| Information given |

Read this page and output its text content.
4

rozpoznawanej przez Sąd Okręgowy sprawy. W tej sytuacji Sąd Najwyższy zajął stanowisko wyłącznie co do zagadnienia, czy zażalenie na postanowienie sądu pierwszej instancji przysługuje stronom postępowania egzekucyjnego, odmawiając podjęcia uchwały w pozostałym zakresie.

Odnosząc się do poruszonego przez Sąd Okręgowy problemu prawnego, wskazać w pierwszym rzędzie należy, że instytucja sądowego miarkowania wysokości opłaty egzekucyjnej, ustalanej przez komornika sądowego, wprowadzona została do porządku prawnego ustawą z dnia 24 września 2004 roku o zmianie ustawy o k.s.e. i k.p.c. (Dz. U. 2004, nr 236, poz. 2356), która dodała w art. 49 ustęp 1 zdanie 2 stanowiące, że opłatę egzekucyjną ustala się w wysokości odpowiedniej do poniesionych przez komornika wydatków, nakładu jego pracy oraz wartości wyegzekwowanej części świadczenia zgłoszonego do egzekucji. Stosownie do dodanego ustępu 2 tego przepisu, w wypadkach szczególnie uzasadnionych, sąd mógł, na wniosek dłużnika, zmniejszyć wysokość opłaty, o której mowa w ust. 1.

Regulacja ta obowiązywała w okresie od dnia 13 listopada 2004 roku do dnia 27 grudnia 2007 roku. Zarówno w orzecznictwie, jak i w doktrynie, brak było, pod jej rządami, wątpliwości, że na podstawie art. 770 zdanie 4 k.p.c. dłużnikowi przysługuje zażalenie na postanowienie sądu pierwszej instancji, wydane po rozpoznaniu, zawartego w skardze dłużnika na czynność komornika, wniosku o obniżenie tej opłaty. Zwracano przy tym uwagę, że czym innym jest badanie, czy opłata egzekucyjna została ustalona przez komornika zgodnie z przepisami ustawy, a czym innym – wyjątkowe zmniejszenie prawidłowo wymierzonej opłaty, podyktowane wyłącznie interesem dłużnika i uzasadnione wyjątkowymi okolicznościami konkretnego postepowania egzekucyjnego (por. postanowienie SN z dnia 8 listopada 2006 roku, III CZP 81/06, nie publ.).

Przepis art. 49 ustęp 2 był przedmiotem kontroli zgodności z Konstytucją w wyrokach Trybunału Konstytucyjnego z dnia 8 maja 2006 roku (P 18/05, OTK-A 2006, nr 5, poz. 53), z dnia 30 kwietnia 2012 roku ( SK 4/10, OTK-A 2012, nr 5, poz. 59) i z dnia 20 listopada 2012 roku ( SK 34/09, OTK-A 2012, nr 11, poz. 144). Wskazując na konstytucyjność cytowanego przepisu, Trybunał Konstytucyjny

| Problem to solve |
Make a list of all lines in the data that contain "egzekucyjnego".

| Completed task |
rozpoznawanej przez Sąd Okręgowy sprawy. W tej sytuacji Sąd Najwyższy zajął stanowisko wyłącznie co do zagadnienia, czy zażalenie na postanowienie sądu pierwszej instancji przysługuje stronom postępowania egzekucyjnego, odmawiając podjęcia uchwały w pozostałym zakresie.
Regulacja ta obowiązywała w okresie od dnia 13 listopada 2004 roku do dnia 27 grudnia 2007 roku. Zarówno w orzecznictwie, jak i w doktrynie, brak było, pod jej rządami, wątpliwości, że na podstawie art. 770 zdanie 4 k.p.c. dłużnikowi przysługuje zażalenie na postanowienie sądu pierwszej instancji, wydane po rozpoznaniu, zawartego w skardze dłużnika na czynność komornika, wniosku o obniżenie tej opłaty. Zwracano przy tym uwagę, że czym innym jest badanie, czy opłata egzekucyjna została ustalona przez komornika zgodnie z przepisami ustawy, a czym innym – wyjątkowe zmniejszenie prawidłowo wymierzonej opłaty, podyktowane wyłącznie interesem dłużnika i uzasadnione wyjątkowymi okolicznościami konkretnego postepowania egzekucyjnego (por. postanowienie SN z dnia 8 listopada 2006 roku, III CZP 81/06, nie publ.).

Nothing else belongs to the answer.